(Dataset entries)
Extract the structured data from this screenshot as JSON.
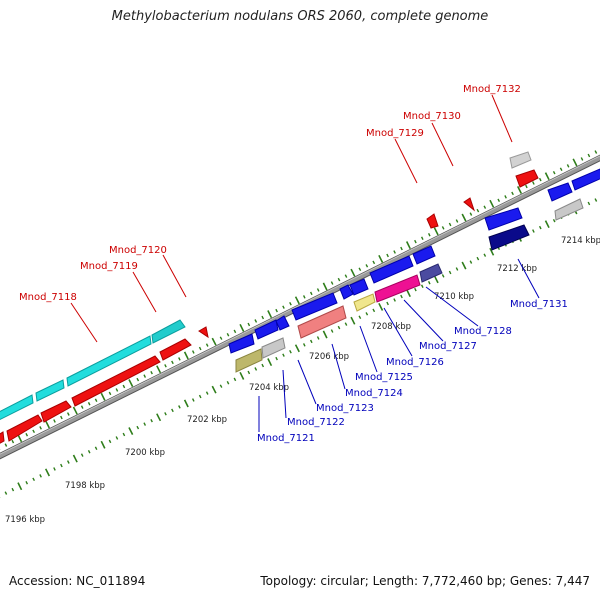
{
  "title": "Methylobacterium nodulans ORS 2060, complete genome",
  "footer": {
    "accession": "Accession: NC_011894",
    "summary": "Topology: circular; Length: 7,772,460 bp; Genes: 7,447"
  },
  "scale_labels": [
    "7196 kbp",
    "7198 kbp",
    "7200 kbp",
    "7202 kbp",
    "7204 kbp",
    "7206 kbp",
    "7208 kbp",
    "7210 kbp",
    "7212 kbp",
    "7214 kbp"
  ],
  "top_genes": [
    "Mnod_7118",
    "Mnod_7119",
    "Mnod_7120",
    "Mnod_7129",
    "Mnod_7130",
    "Mnod_7132"
  ],
  "bottom_genes": [
    "Mnod_7121",
    "Mnod_7122",
    "Mnod_7123",
    "Mnod_7124",
    "Mnod_7125",
    "Mnod_7126",
    "Mnod_7127",
    "Mnod_7128",
    "Mnod_7131"
  ],
  "colors": {
    "backbone": "#8c8c8c",
    "tick": "#2e7d1a",
    "top_label": "#cc0000",
    "bottom_label": "#0000bb",
    "cds": "#ee1111",
    "cds_gray": "#c8c8c8",
    "cyan": "#22dddd",
    "blue": "#1a1aee",
    "navy": "#0a0a8a",
    "olive": "#bdb76b",
    "salmon": "#f08080",
    "pale_yellow": "#f0e68c",
    "magenta": "#ee1193",
    "slate": "#4b4ba0"
  }
}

* _WHAT YOU HAVE TO DO_:
Copy the records above precisely, and leave every image out of the copy.

* _TASK ANSWER_:
Extract the structured data from this screenshot as JSON.
{
  "title": "Methylobacterium nodulans ORS 2060, complete genome",
  "footer": {
    "accession": "Accession: NC_011894",
    "summary": "Topology: circular; Length: 7,772,460 bp; Genes: 7,447"
  },
  "scale_labels": [
    "7196 kbp",
    "7198 kbp",
    "7200 kbp",
    "7202 kbp",
    "7204 kbp",
    "7206 kbp",
    "7208 kbp",
    "7210 kbp",
    "7212 kbp",
    "7214 kbp"
  ],
  "top_genes": [
    "Mnod_7118",
    "Mnod_7119",
    "Mnod_7120",
    "Mnod_7129",
    "Mnod_7130",
    "Mnod_7132"
  ],
  "bottom_genes": [
    "Mnod_7121",
    "Mnod_7122",
    "Mnod_7123",
    "Mnod_7124",
    "Mnod_7125",
    "Mnod_7126",
    "Mnod_7127",
    "Mnod_7128",
    "Mnod_7131"
  ],
  "colors": {
    "backbone": "#8c8c8c",
    "tick": "#2e7d1a",
    "top_label": "#cc0000",
    "bottom_label": "#0000bb",
    "cds": "#ee1111",
    "cds_gray": "#c8c8c8",
    "cyan": "#22dddd",
    "blue": "#1a1aee",
    "navy": "#0a0a8a",
    "olive": "#bdb76b",
    "salmon": "#f08080",
    "pale_yellow": "#f0e68c",
    "magenta": "#ee1193",
    "slate": "#4b4ba0"
  }
}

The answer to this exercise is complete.